Description of the task
For every line in the data below that contains "label", copy the line.

Provided material
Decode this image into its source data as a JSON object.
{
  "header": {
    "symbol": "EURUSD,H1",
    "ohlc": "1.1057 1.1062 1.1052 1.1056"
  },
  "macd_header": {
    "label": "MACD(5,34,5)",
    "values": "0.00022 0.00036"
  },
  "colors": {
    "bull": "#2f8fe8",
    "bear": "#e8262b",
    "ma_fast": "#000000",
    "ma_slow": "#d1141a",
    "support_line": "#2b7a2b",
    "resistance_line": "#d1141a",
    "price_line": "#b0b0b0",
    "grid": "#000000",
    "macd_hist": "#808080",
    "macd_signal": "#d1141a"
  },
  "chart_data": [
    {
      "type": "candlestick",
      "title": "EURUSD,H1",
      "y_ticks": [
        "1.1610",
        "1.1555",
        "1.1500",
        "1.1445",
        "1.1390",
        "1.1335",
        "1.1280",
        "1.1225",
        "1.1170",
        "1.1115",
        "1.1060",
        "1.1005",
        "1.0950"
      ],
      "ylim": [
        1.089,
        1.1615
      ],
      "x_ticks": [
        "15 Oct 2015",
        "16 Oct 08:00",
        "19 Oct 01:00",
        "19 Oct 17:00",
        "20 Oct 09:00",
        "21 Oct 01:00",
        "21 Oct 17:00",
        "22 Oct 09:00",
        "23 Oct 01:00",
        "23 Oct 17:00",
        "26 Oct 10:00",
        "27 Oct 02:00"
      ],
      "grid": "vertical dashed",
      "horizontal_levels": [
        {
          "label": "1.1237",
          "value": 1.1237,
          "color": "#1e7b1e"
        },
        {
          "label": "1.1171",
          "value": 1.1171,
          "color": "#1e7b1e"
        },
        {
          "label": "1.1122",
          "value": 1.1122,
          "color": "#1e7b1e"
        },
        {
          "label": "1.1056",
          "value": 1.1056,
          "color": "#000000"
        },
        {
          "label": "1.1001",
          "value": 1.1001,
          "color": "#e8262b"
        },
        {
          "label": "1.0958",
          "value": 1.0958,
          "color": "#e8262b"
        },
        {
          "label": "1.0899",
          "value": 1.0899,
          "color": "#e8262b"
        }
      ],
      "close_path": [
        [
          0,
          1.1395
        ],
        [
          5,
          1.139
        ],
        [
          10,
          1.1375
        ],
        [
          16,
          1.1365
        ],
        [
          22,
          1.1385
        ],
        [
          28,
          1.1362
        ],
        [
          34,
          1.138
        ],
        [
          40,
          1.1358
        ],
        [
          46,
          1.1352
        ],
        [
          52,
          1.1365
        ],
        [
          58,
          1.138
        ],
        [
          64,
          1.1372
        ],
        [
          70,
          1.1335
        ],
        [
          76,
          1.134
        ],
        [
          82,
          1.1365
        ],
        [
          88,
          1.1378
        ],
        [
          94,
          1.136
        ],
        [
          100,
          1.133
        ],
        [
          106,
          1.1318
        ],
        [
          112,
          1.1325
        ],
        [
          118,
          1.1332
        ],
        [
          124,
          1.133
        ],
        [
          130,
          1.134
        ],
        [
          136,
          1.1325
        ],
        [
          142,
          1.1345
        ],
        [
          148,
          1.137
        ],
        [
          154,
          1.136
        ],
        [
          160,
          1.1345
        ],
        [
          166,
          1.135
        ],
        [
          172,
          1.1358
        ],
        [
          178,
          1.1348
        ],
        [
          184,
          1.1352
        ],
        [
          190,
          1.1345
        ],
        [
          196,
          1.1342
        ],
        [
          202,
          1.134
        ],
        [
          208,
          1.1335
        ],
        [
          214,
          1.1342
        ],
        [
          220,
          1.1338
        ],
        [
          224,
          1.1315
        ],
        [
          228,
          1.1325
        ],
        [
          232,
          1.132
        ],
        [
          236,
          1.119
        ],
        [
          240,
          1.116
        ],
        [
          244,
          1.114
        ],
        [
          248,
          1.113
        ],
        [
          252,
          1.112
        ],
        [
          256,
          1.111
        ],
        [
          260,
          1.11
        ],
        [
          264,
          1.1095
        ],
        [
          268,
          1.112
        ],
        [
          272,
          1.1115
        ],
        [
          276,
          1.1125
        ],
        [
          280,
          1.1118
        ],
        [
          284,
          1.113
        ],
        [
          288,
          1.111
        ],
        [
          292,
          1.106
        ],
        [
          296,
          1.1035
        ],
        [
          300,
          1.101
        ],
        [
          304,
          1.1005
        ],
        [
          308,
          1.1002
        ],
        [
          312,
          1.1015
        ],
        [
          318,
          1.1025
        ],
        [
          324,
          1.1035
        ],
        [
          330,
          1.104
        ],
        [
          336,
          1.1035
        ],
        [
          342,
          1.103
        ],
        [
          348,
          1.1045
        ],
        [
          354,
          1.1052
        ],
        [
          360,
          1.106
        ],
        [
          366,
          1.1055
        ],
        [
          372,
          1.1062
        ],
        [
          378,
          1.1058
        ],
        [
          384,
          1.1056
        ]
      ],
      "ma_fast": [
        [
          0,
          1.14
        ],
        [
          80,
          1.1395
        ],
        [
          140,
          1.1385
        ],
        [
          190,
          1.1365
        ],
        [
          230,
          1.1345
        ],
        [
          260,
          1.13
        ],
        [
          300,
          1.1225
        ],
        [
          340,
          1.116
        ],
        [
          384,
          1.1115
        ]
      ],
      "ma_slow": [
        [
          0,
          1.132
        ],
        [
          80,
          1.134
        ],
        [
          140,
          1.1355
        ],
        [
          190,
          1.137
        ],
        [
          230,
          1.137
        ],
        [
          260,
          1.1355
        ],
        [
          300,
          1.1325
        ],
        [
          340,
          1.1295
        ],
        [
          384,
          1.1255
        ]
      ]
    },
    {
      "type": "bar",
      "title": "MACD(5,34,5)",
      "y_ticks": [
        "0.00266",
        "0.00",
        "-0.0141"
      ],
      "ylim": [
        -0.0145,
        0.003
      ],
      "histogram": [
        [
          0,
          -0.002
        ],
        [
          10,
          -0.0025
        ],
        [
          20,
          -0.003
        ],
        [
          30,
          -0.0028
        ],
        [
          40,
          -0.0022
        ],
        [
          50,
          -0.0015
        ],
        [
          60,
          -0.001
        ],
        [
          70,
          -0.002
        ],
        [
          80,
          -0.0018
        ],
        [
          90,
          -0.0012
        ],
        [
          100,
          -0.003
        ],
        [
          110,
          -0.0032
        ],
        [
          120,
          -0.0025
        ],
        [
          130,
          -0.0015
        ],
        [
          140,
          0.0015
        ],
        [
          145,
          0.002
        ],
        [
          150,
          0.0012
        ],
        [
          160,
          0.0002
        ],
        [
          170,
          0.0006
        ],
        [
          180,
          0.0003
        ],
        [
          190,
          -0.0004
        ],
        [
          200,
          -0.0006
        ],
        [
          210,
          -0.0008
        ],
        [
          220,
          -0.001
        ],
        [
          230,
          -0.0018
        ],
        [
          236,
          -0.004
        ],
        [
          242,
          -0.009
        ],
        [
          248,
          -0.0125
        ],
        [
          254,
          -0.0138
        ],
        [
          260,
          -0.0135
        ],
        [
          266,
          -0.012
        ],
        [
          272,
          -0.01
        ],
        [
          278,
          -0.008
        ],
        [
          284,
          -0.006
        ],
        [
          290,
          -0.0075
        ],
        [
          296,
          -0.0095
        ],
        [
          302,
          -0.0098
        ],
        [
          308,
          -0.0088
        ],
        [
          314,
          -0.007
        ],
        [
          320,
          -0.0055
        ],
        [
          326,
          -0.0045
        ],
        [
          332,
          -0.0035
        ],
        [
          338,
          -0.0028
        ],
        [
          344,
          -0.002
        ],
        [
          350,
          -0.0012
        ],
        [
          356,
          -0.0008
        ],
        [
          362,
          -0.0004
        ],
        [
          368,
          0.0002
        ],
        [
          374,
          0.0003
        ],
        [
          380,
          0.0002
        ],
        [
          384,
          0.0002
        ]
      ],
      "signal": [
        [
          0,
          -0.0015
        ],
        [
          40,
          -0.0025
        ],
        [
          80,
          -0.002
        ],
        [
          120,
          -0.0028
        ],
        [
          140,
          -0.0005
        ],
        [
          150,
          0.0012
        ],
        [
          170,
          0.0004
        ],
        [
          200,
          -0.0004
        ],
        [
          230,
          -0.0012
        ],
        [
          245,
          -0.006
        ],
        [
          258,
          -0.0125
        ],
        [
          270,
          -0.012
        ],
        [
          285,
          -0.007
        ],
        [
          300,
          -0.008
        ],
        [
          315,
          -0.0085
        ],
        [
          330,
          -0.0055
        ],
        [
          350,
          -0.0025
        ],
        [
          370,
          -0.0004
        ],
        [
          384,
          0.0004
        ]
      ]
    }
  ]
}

Reply
    "label": "MACD(5,34,5)",
          "label": "1.1237",
          "label": "1.1171",
          "label": "1.1122",
          "label": "1.1056",
          "label": "1.1001",
          "label": "1.0958",
          "label": "1.0899",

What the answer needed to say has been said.